• _WRITTEN PROBLEM_
Give the entries again, word for word.

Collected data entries
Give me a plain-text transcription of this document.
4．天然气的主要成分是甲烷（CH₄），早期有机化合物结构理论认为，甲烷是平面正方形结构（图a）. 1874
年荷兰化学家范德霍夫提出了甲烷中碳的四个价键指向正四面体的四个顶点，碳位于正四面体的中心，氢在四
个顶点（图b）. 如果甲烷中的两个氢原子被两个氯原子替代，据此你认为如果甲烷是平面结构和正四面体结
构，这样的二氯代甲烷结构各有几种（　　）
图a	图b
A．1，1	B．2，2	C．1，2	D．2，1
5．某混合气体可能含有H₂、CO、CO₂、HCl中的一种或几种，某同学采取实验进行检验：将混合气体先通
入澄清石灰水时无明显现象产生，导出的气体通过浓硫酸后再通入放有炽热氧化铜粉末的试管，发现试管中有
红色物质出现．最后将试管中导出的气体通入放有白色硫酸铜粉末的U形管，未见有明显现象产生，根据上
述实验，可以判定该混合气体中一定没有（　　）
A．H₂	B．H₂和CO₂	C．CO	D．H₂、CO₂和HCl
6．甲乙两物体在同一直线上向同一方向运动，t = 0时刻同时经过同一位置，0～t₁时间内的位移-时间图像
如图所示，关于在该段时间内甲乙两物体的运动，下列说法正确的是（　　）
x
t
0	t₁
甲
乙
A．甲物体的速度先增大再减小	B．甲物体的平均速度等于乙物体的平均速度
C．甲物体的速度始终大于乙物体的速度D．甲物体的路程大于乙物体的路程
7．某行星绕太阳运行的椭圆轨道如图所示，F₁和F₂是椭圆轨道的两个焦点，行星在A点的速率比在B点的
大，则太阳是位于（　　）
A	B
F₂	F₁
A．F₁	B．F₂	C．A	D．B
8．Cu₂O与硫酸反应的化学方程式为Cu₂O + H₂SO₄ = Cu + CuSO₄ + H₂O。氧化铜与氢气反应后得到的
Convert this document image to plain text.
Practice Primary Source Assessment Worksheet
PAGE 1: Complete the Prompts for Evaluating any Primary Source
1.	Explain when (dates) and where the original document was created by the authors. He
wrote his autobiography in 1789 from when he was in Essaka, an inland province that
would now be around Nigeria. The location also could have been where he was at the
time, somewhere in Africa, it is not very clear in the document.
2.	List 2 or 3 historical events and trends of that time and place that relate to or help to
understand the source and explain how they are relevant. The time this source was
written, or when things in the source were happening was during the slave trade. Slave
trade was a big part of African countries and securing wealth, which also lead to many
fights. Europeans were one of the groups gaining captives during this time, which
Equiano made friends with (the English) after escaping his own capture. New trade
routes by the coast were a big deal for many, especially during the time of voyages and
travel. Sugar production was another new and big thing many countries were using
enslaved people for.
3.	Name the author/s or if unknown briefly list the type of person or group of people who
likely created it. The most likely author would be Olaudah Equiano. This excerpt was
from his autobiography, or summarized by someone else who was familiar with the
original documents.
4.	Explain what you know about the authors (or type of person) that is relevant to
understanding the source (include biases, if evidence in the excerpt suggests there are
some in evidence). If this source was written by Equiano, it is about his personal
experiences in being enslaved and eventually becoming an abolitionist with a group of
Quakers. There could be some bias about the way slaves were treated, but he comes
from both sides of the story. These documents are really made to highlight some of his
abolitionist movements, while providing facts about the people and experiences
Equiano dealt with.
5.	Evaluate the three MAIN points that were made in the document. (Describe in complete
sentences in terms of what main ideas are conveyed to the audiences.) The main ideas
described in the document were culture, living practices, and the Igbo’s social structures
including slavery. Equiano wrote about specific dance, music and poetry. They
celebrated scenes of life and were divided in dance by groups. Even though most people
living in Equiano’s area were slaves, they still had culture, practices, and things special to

• _OUTPUT FOR THIS EXERCISE_
Give me a plain-text transcription of this document.
4．天然气的主要成分是甲烷（CH₄），早期有机化合物结构理论认为，甲烷是平面正方形结构（图a）. 1874
年荷兰化学家范德霍夫提出了甲烷中碳的四个价键指向正四面体的四个顶点，碳位于正四面体的中心，氢在四
个顶点（图b）. 如果甲烷中的两个氢原子被两个氯原子替代，据此你认为如果甲烷是平面结构和正四面体结
构，这样的二氯代甲烷结构各有几种（　　）
图a	图b
A．1，1	B．2，2	C．1，2	D．2，1
5．某混合气体可能含有H₂、CO、CO₂、HCl中的一种或几种，某同学采取实验进行检验：将混合气体先通
入澄清石灰水时无明显现象产生，导出的气体通过浓硫酸后再通入放有炽热氧化铜粉末的试管，发现试管中有
红色物质出现．最后将试管中导出的气体通入放有白色硫酸铜粉末的U形管，未见有明显现象产生，根据上
述实验，可以判定该混合气体中一定没有（　　）
A．H₂	B．H₂和CO₂	C．CO	D．H₂、CO₂和HCl
6．甲乙两物体在同一直线上向同一方向运动，t = 0时刻同时经过同一位置，0～t₁时间内的位移-时间图像
如图所示，关于在该段时间内甲乙两物体的运动，下列说法正确的是（　　）
x
t
0	t₁
甲
乙
A．甲物体的速度先增大再减小	B．甲物体的平均速度等于乙物体的平均速度
C．甲物体的速度始终大于乙物体的速度D．甲物体的路程大于乙物体的路程
7．某行星绕太阳运行的椭圆轨道如图所示，F₁和F₂是椭圆轨道的两个焦点，行星在A点的速率比在B点的
大，则太阳是位于（　　）
A	B
F₂	F₁
A．F₁	B．F₂	C．A	D．B
8．Cu₂O与硫酸反应的化学方程式为Cu₂O + H₂SO₄ = Cu + CuSO₄ + H₂O。氧化铜与氢气反应后得到的
Convert this document image to plain text.
Practice Primary Source Assessment Worksheet
PAGE 1: Complete the Prompts for Evaluating any Primary Source
1.	Explain when (dates) and where the original document was created by the authors. He
wrote his autobiography in 1789 from when he was in Essaka, an inland province that
would now be around Nigeria. The location also could have been where he was at the
time, somewhere in Africa, it is not very clear in the document.
2.	List 2 or 3 historical events and trends of that time and place that relate to or help to
understand the source and explain how they are relevant. The time this source was
written, or when things in the source were happening was during the slave trade. Slave
trade was a big part of African countries and securing wealth, which also lead to many
fights. Europeans were one of the groups gaining captives during this time, which
Equiano made friends with (the English) after escaping his own capture. New trade
routes by the coast were a big deal for many, especially during the time of voyages and
travel. Sugar production was another new and big thing many countries were using
enslaved people for.
3.	Name the author/s or if unknown briefly list the type of person or group of people who
likely created it. The most likely author would be Olaudah Equiano. This excerpt was
from his autobiography, or summarized by someone else who was familiar with the
original documents.
4.	Explain what you know about the authors (or type of person) that is relevant to
understanding the source (include biases, if evidence in the excerpt suggests there are
some in evidence). If this source was written by Equiano, it is about his personal
experiences in being enslaved and eventually becoming an abolitionist with a group of
Quakers. There could be some bias about the way slaves were treated, but he comes
from both sides of the story. These documents are really made to highlight some of his
abolitionist movements, while providing facts about the people and experiences
Equiano dealt with.
5.	Evaluate the three MAIN points that were made in the document. (Describe in complete
sentences in terms of what main ideas are conveyed to the audiences.) The main ideas
described in the document were culture, living practices, and the Igbo’s social structures
including slavery. Equiano wrote about specific dance, music and poetry. They
celebrated scenes of life and were divided in dance by groups. Even though most people
living in Equiano’s area were slaves, they still had culture, practices, and things special to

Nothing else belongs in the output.